▸ **INSTRUCTIONS TO FOLLOW**:
Count up the lines in the following listing that hold the word "drug", then give only that count.
[BEGIN]
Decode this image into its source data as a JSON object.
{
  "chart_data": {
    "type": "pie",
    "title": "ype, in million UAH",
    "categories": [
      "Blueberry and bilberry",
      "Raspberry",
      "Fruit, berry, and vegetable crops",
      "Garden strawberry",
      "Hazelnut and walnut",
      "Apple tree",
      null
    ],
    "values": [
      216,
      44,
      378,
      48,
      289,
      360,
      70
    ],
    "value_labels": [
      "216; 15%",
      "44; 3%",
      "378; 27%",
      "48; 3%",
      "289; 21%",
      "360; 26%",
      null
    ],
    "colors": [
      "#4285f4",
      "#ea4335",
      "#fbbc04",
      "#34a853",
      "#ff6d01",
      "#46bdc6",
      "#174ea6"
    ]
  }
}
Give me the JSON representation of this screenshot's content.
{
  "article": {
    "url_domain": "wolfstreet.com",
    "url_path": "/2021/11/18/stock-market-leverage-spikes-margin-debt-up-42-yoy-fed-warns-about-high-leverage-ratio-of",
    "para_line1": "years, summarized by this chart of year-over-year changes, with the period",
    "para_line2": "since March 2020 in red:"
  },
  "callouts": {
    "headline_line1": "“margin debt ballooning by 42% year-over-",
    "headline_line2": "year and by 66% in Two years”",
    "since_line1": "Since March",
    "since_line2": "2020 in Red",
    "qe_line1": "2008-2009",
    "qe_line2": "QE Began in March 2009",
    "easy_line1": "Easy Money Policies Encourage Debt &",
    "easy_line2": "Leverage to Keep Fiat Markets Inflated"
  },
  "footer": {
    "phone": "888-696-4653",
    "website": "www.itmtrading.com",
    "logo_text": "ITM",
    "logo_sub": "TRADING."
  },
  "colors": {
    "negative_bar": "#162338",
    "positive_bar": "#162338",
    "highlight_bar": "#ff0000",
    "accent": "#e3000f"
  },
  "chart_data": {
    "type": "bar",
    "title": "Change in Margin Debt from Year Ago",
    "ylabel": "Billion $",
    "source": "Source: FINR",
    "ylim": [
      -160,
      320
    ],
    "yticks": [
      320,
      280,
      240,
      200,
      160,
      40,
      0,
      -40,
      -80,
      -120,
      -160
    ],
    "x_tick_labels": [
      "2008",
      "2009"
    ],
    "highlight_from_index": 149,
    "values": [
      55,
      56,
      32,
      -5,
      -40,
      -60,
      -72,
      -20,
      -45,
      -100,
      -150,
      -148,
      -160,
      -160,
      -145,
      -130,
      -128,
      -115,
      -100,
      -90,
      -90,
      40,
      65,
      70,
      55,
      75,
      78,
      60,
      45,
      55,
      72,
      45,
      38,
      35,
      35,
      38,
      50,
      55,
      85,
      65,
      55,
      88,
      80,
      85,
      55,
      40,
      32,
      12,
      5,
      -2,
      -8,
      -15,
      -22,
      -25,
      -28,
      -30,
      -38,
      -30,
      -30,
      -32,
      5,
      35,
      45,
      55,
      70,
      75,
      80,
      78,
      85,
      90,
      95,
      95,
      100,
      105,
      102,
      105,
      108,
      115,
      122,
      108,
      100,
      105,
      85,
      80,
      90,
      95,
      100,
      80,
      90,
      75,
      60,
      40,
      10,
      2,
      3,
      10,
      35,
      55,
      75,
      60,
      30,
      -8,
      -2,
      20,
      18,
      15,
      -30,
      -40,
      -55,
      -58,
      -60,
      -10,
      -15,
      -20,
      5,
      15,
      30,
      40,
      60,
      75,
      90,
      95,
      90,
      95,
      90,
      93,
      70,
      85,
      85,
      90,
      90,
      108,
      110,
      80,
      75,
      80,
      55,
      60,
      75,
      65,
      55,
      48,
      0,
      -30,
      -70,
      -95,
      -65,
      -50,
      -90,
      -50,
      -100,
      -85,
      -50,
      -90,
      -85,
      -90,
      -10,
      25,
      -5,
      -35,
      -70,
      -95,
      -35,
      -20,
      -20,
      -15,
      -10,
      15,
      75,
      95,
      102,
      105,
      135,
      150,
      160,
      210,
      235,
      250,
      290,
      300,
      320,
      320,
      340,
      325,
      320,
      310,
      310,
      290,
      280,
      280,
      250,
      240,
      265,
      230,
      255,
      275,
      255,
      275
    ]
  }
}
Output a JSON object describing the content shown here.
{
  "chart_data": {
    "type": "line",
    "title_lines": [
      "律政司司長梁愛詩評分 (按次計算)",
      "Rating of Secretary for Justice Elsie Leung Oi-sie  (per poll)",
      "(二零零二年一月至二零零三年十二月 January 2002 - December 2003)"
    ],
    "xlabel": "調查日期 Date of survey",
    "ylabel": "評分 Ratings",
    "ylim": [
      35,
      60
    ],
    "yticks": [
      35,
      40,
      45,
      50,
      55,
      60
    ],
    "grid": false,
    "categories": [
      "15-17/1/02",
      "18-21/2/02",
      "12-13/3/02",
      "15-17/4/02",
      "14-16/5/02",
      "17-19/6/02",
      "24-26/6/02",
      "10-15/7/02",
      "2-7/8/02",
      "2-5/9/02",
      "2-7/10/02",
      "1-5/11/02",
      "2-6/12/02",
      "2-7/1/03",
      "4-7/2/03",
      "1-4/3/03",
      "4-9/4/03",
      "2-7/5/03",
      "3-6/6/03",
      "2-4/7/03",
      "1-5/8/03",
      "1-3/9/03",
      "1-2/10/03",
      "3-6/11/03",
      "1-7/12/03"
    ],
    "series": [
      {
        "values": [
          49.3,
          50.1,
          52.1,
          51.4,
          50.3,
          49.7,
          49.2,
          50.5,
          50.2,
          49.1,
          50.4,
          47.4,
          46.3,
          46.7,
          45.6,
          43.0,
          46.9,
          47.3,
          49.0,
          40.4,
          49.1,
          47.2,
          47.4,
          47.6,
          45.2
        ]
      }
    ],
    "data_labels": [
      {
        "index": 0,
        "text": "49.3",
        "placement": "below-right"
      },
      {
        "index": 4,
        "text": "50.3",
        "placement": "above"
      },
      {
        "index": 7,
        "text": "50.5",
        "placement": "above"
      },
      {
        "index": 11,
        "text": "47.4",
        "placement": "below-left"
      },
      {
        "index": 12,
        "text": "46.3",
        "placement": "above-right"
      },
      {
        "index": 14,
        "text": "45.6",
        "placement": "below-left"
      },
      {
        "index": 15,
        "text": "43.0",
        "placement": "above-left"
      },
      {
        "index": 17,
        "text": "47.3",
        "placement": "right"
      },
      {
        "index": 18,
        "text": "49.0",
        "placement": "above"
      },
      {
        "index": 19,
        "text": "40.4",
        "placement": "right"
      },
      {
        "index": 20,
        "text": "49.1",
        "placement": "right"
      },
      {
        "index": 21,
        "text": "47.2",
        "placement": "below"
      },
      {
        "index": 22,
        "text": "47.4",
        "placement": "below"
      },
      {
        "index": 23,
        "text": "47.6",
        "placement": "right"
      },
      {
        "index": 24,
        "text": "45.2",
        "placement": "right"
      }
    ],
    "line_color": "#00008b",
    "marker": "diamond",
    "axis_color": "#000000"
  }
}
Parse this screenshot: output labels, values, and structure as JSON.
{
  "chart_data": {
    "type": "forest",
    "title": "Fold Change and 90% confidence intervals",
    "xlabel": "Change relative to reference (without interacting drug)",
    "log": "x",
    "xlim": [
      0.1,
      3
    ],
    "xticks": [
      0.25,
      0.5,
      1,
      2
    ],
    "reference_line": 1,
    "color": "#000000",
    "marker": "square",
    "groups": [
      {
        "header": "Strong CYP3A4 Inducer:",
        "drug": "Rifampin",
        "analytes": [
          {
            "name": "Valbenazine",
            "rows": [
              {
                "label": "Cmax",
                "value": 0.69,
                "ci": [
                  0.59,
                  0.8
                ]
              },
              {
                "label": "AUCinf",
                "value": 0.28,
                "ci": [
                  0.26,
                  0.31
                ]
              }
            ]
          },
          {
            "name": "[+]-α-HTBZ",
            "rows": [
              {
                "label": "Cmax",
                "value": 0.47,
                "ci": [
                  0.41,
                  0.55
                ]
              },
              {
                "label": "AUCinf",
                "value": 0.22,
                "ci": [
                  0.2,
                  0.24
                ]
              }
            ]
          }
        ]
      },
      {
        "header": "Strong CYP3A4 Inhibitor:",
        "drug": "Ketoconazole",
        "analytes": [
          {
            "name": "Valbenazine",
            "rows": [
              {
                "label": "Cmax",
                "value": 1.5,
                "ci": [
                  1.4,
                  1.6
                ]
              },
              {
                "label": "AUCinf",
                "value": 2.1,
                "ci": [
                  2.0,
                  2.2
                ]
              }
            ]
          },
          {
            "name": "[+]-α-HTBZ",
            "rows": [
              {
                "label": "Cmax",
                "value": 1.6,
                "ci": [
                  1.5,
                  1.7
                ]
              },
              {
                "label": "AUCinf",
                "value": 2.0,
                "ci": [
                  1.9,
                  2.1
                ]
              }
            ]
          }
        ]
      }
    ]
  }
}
[END]
▸ **EXERCISE RESPONSE**:
3